Material provided:
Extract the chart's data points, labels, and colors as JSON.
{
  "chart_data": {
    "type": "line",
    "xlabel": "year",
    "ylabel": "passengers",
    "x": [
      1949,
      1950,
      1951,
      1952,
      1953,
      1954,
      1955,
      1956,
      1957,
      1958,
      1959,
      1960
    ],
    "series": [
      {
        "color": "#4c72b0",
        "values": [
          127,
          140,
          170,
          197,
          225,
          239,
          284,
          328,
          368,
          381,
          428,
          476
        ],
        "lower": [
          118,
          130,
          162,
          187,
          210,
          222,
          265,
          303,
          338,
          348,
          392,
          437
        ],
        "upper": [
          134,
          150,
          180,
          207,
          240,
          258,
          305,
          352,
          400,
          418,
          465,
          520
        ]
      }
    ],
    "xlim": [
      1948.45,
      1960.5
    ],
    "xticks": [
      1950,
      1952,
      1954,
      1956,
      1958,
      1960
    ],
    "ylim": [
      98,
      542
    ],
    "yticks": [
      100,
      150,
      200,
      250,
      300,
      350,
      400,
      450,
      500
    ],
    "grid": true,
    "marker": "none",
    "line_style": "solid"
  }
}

Work instructions: Go through the listing and print each line exactly as it appears.

Reply to the task:
Extract the chart's data points, labels, and colors as JSON.
{
  "chart_data": {
    "type": "line",
    "xlabel": "year",
    "ylabel": "passengers",
    "x": [
      1949,
      1950,
      1951,
      1952,
      1953,
      1954,
      1955,
      1956,
      1957,
      1958,
      1959,
      1960
    ],
    "series": [
      {
        "color": "#4c72b0",
        "values": [
          127,
          140,
          170,
          197,
          225,
          239,
          284,
          328,
          368,
          381,
          428,
          476
        ],
        "lower": [
          118,
          130,
          162,
          187,
          210,
          222,
          265,
          303,
          338,
          348,
          392,
          437
        ],
        "upper": [
          134,
          150,
          180,
          207,
          240,
          258,
          305,
          352,
          400,
          418,
          465,
          520
        ]
      }
    ],
    "xlim": [
      1948.45,
      1960.5
    ],
    "xticks": [
      1950,
      1952,
      1954,
      1956,
      1958,
      1960
    ],
    "ylim": [
      98,
      542
    ],
    "yticks": [
      100,
      150,
      200,
      250,
      300,
      350,
      400,
      450,
      500
    ],
    "grid": true,
    "marker": "none",
    "line_style": "solid"
  }
}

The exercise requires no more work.